__Records for this task__
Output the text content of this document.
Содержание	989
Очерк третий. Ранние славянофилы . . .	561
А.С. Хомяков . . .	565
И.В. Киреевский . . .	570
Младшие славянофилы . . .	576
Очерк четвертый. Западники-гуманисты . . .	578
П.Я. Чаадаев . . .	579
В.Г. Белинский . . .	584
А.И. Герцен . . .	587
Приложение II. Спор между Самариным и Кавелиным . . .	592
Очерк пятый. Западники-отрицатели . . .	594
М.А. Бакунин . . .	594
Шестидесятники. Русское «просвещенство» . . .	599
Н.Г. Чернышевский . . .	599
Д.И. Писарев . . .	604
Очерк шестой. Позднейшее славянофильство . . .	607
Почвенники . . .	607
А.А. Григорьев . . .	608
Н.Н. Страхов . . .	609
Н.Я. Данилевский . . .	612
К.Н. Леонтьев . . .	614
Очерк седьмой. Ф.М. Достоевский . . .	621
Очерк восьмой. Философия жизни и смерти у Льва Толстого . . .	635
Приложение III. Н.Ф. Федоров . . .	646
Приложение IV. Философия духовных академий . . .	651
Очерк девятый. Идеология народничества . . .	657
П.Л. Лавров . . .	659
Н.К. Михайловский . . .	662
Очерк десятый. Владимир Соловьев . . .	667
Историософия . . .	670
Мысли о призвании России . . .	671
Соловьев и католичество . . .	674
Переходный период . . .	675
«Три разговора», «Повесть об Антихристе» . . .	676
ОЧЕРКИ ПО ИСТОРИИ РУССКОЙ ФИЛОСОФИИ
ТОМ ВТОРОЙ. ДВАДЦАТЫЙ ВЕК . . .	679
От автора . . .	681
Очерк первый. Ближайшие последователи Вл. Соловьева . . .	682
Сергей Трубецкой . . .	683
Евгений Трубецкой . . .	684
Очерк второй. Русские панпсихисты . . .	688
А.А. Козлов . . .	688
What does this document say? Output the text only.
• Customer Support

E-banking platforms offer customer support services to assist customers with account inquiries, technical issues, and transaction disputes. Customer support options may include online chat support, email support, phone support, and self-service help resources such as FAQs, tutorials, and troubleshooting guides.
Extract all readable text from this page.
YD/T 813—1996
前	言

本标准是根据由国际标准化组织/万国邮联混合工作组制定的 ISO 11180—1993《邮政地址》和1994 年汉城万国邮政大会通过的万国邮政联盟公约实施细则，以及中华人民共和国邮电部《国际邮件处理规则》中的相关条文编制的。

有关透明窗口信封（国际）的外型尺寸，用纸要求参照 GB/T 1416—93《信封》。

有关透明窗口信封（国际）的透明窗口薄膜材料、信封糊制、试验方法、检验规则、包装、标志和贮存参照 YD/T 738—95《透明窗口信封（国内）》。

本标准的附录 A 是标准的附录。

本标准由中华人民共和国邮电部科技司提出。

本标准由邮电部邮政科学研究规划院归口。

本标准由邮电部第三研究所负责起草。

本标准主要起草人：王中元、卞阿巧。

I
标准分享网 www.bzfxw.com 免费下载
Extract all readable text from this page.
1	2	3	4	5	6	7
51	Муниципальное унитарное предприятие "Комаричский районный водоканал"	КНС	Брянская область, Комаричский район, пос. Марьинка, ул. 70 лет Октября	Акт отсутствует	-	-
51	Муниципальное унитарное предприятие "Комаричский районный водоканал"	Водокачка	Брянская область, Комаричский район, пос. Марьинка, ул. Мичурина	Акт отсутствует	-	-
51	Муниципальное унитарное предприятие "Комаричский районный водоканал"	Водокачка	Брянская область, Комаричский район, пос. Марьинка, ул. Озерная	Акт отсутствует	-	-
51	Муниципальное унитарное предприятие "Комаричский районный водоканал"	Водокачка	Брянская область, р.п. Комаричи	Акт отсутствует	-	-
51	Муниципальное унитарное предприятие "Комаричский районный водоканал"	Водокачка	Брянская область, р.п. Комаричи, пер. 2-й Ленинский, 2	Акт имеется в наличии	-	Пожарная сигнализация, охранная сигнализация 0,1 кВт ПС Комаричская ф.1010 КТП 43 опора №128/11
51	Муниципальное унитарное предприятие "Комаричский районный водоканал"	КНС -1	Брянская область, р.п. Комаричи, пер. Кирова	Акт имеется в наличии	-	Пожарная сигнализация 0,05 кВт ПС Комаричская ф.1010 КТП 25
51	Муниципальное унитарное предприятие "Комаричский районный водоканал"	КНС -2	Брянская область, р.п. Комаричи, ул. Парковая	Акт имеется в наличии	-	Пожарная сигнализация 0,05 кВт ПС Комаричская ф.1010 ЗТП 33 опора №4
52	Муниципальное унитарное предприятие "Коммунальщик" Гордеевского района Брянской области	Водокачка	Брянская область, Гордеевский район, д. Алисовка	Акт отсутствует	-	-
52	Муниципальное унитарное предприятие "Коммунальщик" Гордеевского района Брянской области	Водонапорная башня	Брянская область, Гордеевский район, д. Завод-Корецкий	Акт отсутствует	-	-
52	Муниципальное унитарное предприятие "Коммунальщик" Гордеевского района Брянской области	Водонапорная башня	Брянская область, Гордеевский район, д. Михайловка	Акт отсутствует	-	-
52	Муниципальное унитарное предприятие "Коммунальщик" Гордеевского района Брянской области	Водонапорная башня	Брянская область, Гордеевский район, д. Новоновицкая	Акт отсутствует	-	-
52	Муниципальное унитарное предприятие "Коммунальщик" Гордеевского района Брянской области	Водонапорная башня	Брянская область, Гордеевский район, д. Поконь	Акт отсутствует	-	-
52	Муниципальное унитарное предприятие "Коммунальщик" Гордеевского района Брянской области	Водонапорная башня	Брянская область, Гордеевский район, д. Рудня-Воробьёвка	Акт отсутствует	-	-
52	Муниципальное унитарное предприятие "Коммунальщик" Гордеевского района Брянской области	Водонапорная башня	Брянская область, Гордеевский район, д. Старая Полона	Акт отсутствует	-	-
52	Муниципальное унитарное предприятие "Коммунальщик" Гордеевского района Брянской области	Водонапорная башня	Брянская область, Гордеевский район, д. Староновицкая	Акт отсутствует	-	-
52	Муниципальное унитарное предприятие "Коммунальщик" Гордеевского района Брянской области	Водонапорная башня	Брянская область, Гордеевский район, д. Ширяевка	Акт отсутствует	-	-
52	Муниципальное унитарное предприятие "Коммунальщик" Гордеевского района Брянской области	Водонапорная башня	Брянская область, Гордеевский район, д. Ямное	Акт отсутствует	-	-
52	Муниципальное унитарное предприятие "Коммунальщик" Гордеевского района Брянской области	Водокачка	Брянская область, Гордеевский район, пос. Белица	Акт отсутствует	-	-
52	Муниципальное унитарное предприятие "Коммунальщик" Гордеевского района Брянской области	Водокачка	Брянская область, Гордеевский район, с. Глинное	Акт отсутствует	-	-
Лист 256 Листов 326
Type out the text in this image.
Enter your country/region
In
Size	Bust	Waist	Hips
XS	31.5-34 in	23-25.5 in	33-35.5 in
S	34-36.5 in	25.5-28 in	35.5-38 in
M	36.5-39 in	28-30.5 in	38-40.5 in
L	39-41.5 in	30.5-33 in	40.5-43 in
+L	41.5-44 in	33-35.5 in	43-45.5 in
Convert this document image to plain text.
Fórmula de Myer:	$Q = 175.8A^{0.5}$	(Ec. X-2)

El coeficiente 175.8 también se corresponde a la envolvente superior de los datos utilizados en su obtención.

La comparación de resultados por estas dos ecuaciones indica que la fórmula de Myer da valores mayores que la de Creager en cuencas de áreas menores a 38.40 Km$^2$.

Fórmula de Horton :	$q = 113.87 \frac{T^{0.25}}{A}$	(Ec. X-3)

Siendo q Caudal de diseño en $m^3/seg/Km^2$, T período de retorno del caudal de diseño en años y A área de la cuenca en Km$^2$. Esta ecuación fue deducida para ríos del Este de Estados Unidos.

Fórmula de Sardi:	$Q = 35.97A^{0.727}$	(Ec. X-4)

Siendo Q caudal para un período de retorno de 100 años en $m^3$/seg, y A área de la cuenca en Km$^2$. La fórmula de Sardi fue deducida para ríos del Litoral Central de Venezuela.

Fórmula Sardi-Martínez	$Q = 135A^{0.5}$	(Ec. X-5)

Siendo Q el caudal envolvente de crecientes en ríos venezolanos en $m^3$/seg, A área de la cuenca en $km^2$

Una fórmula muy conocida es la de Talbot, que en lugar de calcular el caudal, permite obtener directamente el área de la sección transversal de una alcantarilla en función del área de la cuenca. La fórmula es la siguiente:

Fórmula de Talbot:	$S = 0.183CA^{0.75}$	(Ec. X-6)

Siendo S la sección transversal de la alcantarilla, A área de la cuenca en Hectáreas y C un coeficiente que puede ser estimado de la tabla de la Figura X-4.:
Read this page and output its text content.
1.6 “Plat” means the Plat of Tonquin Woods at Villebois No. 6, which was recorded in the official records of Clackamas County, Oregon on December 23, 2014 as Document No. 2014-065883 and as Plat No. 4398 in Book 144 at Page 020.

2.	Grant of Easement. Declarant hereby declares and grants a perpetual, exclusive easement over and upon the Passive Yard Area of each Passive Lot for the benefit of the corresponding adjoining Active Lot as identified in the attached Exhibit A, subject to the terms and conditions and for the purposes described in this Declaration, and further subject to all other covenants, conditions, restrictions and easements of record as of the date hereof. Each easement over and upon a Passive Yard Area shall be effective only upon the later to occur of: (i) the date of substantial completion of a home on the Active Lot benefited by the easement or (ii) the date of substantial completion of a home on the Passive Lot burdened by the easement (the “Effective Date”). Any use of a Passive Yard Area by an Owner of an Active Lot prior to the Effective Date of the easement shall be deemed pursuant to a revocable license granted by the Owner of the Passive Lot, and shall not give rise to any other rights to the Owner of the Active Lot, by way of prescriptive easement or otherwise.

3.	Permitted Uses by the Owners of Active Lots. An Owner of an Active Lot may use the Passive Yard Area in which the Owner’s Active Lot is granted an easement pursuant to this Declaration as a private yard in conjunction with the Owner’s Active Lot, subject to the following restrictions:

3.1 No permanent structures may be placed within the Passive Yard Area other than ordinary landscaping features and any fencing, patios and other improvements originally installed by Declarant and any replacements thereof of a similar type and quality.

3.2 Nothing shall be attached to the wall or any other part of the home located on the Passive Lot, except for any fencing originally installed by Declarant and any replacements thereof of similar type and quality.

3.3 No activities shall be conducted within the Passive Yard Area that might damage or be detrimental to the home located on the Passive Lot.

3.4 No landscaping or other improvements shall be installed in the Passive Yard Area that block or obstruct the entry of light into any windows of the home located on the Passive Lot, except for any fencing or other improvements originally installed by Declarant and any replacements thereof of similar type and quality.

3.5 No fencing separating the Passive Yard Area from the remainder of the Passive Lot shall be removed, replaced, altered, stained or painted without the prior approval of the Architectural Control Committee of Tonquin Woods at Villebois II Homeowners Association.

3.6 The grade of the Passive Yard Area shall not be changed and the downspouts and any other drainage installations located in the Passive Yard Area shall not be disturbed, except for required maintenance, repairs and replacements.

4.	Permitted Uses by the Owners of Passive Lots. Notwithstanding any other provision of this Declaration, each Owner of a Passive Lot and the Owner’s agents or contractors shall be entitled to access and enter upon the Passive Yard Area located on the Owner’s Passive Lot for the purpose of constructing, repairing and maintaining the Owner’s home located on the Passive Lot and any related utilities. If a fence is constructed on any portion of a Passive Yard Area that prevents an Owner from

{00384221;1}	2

__Exercise task__
State how many lines of the records above contain the word "Myer", and give only that number.

__Written solution__
2